▶ What you will do: Every line below should be repeated exactly.

▶ Raw records:
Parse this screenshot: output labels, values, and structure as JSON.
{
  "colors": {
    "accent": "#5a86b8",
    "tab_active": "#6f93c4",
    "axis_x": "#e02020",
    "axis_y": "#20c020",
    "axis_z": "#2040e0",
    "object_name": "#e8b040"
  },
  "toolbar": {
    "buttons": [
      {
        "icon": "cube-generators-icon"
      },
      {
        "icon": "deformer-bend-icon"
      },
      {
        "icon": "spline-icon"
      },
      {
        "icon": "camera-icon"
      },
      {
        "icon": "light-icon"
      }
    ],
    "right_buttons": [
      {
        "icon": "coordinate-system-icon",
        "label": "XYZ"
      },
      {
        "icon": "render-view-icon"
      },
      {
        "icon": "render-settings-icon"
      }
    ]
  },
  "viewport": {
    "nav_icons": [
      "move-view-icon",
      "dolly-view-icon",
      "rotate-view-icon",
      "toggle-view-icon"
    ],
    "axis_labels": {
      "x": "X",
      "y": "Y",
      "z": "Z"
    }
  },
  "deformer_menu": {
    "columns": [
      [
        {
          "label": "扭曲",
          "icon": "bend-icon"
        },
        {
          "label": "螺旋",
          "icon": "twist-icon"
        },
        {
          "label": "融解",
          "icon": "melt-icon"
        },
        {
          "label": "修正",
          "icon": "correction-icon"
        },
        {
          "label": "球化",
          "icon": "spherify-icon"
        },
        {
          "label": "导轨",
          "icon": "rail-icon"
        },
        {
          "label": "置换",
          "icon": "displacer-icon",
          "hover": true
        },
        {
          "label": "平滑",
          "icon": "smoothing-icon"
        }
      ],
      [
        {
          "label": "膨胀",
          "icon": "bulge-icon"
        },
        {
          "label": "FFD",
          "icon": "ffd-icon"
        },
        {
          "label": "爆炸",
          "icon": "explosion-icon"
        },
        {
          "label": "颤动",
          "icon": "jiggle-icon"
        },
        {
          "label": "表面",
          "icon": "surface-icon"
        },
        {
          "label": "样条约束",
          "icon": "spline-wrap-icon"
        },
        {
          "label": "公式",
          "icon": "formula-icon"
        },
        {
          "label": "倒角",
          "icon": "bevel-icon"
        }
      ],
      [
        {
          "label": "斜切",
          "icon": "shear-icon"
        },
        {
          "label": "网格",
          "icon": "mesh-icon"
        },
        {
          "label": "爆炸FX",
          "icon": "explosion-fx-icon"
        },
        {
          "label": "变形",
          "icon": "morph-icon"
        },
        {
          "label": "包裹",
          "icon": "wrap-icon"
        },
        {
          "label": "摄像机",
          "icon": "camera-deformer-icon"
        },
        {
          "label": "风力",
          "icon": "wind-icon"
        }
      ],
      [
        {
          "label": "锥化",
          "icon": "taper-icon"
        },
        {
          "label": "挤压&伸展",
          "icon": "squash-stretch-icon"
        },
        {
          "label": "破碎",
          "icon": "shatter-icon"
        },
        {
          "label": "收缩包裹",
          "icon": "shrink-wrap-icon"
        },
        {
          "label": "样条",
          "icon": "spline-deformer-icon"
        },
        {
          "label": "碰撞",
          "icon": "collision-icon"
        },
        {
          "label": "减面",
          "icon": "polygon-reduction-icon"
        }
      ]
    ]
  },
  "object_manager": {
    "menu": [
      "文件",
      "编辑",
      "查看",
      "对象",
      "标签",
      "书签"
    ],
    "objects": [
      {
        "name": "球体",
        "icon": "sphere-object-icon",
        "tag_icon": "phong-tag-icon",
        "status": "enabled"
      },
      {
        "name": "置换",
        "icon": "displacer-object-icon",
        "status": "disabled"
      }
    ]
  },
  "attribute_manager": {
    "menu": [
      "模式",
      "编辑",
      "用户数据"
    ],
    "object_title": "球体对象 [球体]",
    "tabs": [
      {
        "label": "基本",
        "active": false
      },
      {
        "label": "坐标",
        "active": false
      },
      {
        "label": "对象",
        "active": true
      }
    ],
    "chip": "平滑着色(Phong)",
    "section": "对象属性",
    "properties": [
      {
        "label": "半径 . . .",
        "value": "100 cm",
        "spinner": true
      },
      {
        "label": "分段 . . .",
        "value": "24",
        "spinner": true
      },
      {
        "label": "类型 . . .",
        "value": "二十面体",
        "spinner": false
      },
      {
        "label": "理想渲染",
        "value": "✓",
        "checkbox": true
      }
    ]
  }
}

▶ Response to the task:
Parse this screenshot: output labels, values, and structure as JSON.
{
  "colors": {
    "accent": "#5a86b8",
    "tab_active": "#6f93c4",
    "axis_x": "#e02020",
    "axis_y": "#20c020",
    "axis_z": "#2040e0",
    "object_name": "#e8b040"
  },
  "toolbar": {
    "buttons": [
      {
        "icon": "cube-generators-icon"
      },
      {
        "icon": "deformer-bend-icon"
      },
      {
        "icon": "spline-icon"
      },
      {
        "icon": "camera-icon"
      },
      {
        "icon": "light-icon"
      }
    ],
    "right_buttons": [
      {
        "icon": "coordinate-system-icon",
        "label": "XYZ"
      },
      {
        "icon": "render-view-icon"
      },
      {
        "icon": "render-settings-icon"
      }
    ]
  },
  "viewport": {
    "nav_icons": [
      "move-view-icon",
      "dolly-view-icon",
      "rotate-view-icon",
      "toggle-view-icon"
    ],
    "axis_labels": {
      "x": "X",
      "y": "Y",
      "z": "Z"
    }
  },
  "deformer_menu": {
    "columns": [
      [
        {
          "label": "扭曲",
          "icon": "bend-icon"
        },
        {
          "label": "螺旋",
          "icon": "twist-icon"
        },
        {
          "label": "融解",
          "icon": "melt-icon"
        },
        {
          "label": "修正",
          "icon": "correction-icon"
        },
        {
          "label": "球化",
          "icon": "spherify-icon"
        },
        {
          "label": "导轨",
          "icon": "rail-icon"
        },
        {
          "label": "置换",
          "icon": "displacer-icon",
          "hover": true
        },
        {
          "label": "平滑",
          "icon": "smoothing-icon"
        }
      ],
      [
        {
          "label": "膨胀",
          "icon": "bulge-icon"
        },
        {
          "label": "FFD",
          "icon": "ffd-icon"
        },
        {
          "label": "爆炸",
          "icon": "explosion-icon"
        },
        {
          "label": "颤动",
          "icon": "jiggle-icon"
        },
        {
          "label": "表面",
          "icon": "surface-icon"
        },
        {
          "label": "样条约束",
          "icon": "spline-wrap-icon"
        },
        {
          "label": "公式",
          "icon": "formula-icon"
        },
        {
          "label": "倒角",
          "icon": "bevel-icon"
        }
      ],
      [
        {
          "label": "斜切",
          "icon": "shear-icon"
        },
        {
          "label": "网格",
          "icon": "mesh-icon"
        },
        {
          "label": "爆炸FX",
          "icon": "explosion-fx-icon"
        },
        {
          "label": "变形",
          "icon": "morph-icon"
        },
        {
          "label": "包裹",
          "icon": "wrap-icon"
        },
        {
          "label": "摄像机",
          "icon": "camera-deformer-icon"
        },
        {
          "label": "风力",
          "icon": "wind-icon"
        }
      ],
      [
        {
          "label": "锥化",
          "icon": "taper-icon"
        },
        {
          "label": "挤压&伸展",
          "icon": "squash-stretch-icon"
        },
        {
          "label": "破碎",
          "icon": "shatter-icon"
        },
        {
          "label": "收缩包裹",
          "icon": "shrink-wrap-icon"
        },
        {
          "label": "样条",
          "icon": "spline-deformer-icon"
        },
        {
          "label": "碰撞",
          "icon": "collision-icon"
        },
        {
          "label": "减面",
          "icon": "polygon-reduction-icon"
        }
      ]
    ]
  },
  "object_manager": {
    "menu": [
      "文件",
      "编辑",
      "查看",
      "对象",
      "标签",
      "书签"
    ],
    "objects": [
      {
        "name": "球体",
        "icon": "sphere-object-icon",
        "tag_icon": "phong-tag-icon",
        "status": "enabled"
      },
      {
        "name": "置换",
        "icon": "displacer-object-icon",
        "status": "disabled"
      }
    ]
  },
  "attribute_manager": {
    "menu": [
      "模式",
      "编辑",
      "用户数据"
    ],
    "object_title": "球体对象 [球体]",
    "tabs": [
      {
        "label": "基本",
        "active": false
      },
      {
        "label": "坐标",
        "active": false
      },
      {
        "label": "对象",
        "active": true
      }
    ],
    "chip": "平滑着色(Phong)",
    "section": "对象属性",
    "properties": [
      {
        "label": "半径 . . .",
        "value": "100 cm",
        "spinner": true
      },
      {
        "label": "分段 . . .",
        "value": "24",
        "spinner": true
      },
      {
        "label": "类型 . . .",
        "value": "二十面体",
        "spinner": false
      },
      {
        "label": "理想渲染",
        "value": "✓",
        "checkbox": true
      }
    ]
  }
}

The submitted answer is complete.